_The request:_ Read the listing and extract each line that includes the word "every".

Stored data
....................

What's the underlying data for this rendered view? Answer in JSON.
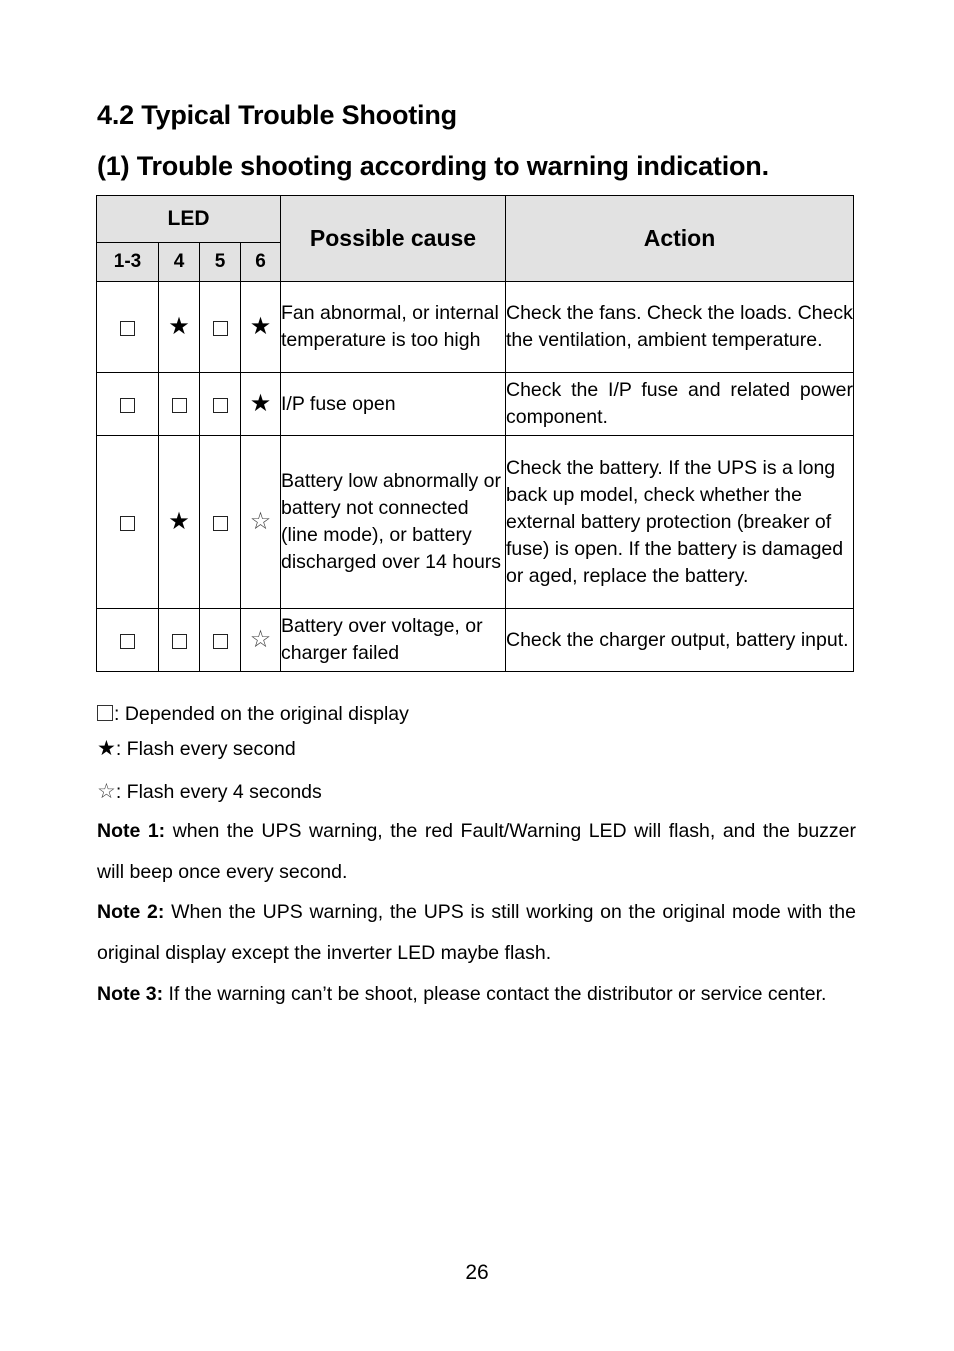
{
  "section_title": "4.2 Typical Trouble Shooting",
  "subsection_title": "(1) Trouble shooting according to warning indication.",
  "table": {
    "headers": {
      "led": "LED",
      "cause": "Possible cause",
      "action": "Action",
      "led_columns": [
        "1-3",
        "4",
        "5",
        "6"
      ]
    },
    "rows": [
      {
        "led": [
          "box",
          "star-filled",
          "box",
          "star-filled"
        ],
        "cause": "Fan abnormal, or internal temperature is too high",
        "action": "Check the fans. Check the loads. Check the ventilation, ambient temperature."
      },
      {
        "led": [
          "box",
          "box",
          "box",
          "star-filled"
        ],
        "cause": "I/P fuse open",
        "action": "Check the I/P fuse and related power component."
      },
      {
        "led": [
          "box",
          "star-filled",
          "box",
          "star-outline"
        ],
        "cause": "Battery low abnormally or battery not connected (line mode), or battery discharged over 14 hours",
        "action": "Check the battery. If the UPS is a long back up model, check whether the external battery protection (breaker of fuse) is open. If the battery is damaged or aged, replace the battery."
      },
      {
        "led": [
          "box",
          "box",
          "box",
          "star-outline"
        ],
        "cause": "Battery over voltage, or charger failed",
        "action": "Check the charger output, battery input."
      }
    ]
  },
  "legend": [
    {
      "symbol": "box",
      "text": ": Depended on the original display"
    },
    {
      "symbol": "star-filled",
      "text": ": Flash every second"
    },
    {
      "symbol": "star-outline",
      "text": ": Flash every 4 seconds"
    }
  ],
  "notes": [
    {
      "label": "Note 1:",
      "text": " when the UPS warning, the red Fault/Warning LED will flash, and the buzzer will beep once every second."
    },
    {
      "label": "Note 2:",
      "text": " When the UPS warning, the UPS is still working on the original mode with the original display except the inverter LED maybe flash."
    },
    {
      "label": "Note 3:",
      "text": " If the warning can’t be shoot, please contact the distributor or service center."
    }
  ],
  "page_number": "26"
}
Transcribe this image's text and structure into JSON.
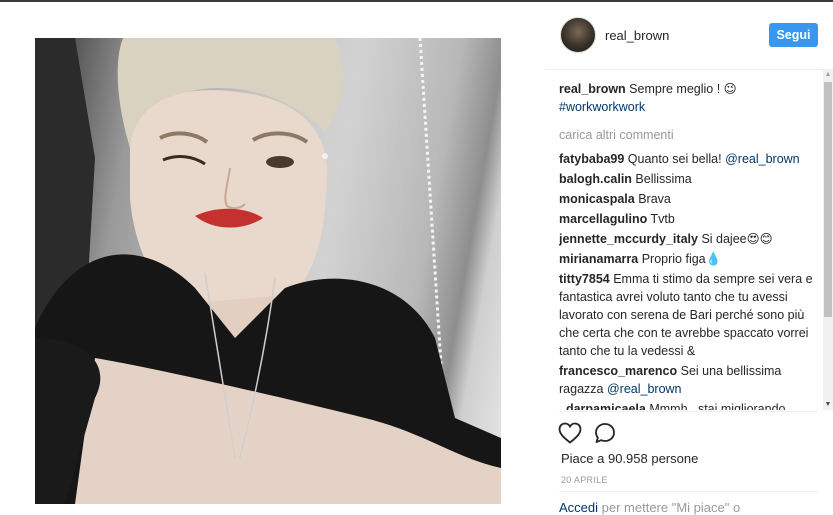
{
  "post": {
    "username": "real_brown",
    "follow_label": "Segui"
  },
  "caption": {
    "user": "real_brown",
    "text": "Sempre meglio ! 😉",
    "hashtag": "#workworkwork"
  },
  "load_more": "carica altri commenti",
  "comments": [
    {
      "user": "fatybaba99",
      "text": "Quanto sei bella!",
      "mention": "@real_brown"
    },
    {
      "user": "balogh.calin",
      "text": "Bellissima"
    },
    {
      "user": "monicaspala",
      "text": "Brava"
    },
    {
      "user": "marcellagulino",
      "text": "Tvtb"
    },
    {
      "user": "jennette_mccurdy_italy",
      "text": "Si dajee😍😊"
    },
    {
      "user": "mirianamarra",
      "text": "Proprio figa💧"
    },
    {
      "user": "titty7854",
      "text": "Emma ti stimo da sempre sei vera e fantastica avrei voluto tanto che tu avessi lavorato con serena de Bari perché sono più che certa che con te avrebbe spaccato vorrei tanto che tu la vedessi &"
    },
    {
      "user": "francesco_marenco",
      "text": "Sei una bellissima ragazza",
      "mention": "@real_brown"
    },
    {
      "user": "_darpamicaela",
      "text": "Mmmh...stai migliorando"
    }
  ],
  "likes_text": "Piace a 90.958 persone",
  "date": "20 APRILE",
  "login": {
    "link": "Accedi",
    "text": " per mettere \"Mi piace\" o"
  },
  "colors": {
    "follow_button": "#3897f0",
    "link": "#003569",
    "muted": "#999999"
  },
  "icons": [
    "heart-icon",
    "comment-icon",
    "avatar"
  ]
}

....................

_Right answer:_
      "text": ": Flash every second"
      "text": ": Flash every 4 seconds"
      "text": " when the UPS warning, the red Fault/Warning LED will flash, and the buzzer will beep once every second."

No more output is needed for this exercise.